# TASK TO CARRY OUT
Work out how many lines in the data hold the word "have", and reply with that number only.

-- begin EXERCISE DATA --

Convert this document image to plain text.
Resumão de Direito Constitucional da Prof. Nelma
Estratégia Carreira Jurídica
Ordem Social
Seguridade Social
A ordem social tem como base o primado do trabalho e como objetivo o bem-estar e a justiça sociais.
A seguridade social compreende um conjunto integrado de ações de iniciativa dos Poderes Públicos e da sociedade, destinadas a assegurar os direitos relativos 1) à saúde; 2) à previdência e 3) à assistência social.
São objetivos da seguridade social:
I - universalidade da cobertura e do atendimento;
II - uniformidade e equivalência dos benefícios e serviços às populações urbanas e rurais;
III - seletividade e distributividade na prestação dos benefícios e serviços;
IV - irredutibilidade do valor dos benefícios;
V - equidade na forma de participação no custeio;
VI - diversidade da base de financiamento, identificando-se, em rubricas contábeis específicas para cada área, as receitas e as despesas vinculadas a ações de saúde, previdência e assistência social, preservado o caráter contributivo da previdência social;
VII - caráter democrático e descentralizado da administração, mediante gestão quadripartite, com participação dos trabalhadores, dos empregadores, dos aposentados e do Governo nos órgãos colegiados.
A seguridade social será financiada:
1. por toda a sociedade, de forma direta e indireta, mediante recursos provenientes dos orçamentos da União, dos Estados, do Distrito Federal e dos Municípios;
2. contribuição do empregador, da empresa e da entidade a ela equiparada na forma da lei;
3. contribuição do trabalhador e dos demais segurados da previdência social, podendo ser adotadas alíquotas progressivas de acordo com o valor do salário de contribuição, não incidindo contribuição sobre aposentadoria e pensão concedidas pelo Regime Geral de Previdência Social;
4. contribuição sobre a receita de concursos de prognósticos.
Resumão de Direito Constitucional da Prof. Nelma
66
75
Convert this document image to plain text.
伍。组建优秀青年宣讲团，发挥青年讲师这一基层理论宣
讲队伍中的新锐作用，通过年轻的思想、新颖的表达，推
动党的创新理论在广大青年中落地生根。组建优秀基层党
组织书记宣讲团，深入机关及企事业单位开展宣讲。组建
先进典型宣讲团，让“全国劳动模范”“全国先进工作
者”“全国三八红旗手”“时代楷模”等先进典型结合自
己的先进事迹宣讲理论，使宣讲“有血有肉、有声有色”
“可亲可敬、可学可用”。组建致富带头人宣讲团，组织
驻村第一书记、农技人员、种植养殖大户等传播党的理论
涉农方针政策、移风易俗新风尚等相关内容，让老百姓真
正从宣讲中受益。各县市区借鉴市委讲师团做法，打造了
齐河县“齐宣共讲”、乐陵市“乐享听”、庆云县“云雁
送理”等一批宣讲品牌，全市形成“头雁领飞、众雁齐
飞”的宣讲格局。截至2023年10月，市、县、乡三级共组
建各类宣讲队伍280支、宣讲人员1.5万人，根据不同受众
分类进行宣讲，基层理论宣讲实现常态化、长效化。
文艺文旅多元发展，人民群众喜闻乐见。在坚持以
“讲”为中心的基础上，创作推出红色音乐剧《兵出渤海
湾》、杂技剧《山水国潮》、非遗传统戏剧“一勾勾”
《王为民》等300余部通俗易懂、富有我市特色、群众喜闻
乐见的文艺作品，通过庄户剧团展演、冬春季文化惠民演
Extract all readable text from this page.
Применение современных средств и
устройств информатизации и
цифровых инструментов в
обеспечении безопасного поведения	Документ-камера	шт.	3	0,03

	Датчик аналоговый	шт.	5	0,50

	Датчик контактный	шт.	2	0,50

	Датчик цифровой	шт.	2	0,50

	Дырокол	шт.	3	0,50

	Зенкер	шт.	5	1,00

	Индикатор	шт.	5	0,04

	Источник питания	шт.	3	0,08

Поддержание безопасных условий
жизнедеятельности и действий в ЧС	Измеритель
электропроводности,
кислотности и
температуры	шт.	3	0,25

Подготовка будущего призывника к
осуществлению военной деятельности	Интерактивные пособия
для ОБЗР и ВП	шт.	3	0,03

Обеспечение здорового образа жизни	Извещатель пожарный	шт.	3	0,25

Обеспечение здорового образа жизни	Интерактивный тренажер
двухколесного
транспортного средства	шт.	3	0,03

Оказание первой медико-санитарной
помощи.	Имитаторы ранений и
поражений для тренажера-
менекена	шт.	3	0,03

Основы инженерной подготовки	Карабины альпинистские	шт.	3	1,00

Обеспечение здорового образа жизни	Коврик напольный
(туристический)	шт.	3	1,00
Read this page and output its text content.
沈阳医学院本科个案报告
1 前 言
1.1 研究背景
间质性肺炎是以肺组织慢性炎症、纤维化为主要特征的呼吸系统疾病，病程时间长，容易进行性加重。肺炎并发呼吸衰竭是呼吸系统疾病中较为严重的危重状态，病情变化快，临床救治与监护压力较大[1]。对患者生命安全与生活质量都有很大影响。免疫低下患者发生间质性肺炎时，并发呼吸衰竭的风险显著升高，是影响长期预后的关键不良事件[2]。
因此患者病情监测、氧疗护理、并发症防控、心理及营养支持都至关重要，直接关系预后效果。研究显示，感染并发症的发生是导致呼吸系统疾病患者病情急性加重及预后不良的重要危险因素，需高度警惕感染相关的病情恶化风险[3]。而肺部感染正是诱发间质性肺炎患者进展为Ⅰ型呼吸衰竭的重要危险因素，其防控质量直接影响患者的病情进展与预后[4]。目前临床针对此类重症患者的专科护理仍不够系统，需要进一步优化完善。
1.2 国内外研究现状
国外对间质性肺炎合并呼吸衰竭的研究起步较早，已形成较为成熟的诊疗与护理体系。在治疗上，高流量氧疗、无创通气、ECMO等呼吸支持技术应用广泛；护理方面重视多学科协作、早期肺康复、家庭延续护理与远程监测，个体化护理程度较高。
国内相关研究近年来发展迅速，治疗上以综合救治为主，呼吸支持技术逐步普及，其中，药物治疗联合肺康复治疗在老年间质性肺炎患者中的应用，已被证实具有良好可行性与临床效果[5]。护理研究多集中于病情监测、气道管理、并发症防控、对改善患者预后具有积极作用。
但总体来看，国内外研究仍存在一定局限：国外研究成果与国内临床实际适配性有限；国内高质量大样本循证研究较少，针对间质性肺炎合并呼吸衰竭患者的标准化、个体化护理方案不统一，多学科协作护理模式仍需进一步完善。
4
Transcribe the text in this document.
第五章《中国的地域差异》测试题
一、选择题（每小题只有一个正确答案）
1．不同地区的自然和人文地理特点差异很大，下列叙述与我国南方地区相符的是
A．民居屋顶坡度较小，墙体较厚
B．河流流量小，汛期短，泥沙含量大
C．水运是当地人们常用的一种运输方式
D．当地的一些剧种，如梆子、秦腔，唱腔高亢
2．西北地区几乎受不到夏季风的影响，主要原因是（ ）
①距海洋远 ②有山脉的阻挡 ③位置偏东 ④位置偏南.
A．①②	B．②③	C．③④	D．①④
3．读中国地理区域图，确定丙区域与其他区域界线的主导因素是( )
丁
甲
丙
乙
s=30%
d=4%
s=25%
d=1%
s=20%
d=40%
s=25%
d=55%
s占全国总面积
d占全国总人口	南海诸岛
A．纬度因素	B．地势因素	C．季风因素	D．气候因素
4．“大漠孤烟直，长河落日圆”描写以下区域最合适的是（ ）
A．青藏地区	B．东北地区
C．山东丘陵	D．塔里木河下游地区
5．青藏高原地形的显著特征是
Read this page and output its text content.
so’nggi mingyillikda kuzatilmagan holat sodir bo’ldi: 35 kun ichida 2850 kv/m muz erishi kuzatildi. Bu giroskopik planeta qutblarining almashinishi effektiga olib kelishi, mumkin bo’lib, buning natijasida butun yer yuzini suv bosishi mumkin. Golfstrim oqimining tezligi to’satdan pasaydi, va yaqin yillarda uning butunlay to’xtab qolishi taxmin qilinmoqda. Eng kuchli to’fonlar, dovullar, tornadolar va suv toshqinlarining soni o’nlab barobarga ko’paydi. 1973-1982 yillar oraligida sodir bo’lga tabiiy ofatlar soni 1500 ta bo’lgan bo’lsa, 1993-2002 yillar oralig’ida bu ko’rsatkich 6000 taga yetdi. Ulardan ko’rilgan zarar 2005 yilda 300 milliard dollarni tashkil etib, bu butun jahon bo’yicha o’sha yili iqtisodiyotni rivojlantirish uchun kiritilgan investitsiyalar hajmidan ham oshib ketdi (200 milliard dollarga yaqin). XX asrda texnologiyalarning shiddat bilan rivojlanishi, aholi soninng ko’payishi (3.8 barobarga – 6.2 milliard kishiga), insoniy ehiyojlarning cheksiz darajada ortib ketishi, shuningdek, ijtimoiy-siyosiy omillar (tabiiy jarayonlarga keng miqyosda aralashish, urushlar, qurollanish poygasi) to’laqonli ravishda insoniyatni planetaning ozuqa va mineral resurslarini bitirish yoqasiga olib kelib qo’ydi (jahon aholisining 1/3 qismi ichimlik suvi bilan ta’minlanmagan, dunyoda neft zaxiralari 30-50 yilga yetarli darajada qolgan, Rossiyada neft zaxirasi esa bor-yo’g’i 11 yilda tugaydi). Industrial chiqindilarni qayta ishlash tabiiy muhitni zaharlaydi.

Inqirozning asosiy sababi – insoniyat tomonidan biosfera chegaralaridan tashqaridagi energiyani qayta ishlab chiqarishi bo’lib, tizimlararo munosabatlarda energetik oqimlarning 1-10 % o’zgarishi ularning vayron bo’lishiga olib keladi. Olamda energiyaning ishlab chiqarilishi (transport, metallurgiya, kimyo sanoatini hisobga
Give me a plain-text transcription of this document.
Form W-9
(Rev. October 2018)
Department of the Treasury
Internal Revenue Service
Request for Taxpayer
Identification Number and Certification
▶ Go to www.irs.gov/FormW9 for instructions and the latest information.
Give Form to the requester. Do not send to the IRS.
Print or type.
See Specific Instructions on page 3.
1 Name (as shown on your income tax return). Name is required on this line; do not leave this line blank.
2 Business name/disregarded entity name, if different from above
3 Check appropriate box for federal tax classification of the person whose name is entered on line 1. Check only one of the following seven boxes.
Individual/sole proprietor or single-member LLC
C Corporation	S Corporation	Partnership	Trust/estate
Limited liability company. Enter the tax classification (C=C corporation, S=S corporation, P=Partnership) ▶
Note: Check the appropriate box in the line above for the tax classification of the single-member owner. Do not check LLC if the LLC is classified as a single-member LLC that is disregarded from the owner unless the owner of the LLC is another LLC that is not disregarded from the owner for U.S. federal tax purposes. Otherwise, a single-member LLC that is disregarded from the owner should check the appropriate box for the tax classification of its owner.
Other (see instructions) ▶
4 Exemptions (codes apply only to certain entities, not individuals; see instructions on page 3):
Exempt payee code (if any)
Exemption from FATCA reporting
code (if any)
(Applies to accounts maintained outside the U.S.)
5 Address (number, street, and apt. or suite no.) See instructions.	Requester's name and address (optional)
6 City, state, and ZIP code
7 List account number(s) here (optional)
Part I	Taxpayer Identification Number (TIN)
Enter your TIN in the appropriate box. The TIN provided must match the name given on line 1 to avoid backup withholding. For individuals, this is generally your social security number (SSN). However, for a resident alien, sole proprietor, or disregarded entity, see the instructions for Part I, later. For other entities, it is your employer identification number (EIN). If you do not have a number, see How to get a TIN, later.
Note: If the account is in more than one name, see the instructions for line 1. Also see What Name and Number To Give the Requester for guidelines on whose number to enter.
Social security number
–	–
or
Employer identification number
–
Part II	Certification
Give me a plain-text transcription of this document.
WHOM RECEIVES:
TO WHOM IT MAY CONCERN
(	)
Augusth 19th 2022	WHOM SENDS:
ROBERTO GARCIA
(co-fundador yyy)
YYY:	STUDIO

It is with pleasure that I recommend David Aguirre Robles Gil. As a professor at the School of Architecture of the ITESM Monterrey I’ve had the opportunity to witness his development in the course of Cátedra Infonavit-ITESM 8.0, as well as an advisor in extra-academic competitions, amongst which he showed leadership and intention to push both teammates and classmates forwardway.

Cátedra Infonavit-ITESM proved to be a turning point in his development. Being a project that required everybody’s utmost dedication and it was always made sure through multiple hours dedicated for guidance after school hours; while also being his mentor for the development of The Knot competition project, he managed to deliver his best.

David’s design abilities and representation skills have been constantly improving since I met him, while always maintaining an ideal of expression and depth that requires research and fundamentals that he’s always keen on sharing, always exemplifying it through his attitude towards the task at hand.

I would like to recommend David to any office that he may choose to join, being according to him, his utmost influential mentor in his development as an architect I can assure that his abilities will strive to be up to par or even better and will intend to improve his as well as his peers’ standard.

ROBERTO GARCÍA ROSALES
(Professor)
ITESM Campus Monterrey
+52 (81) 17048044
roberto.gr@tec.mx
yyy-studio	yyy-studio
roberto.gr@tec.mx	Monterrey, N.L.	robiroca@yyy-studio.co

-- end EXERCISE DATA --

# SOLVED PROBLEM
2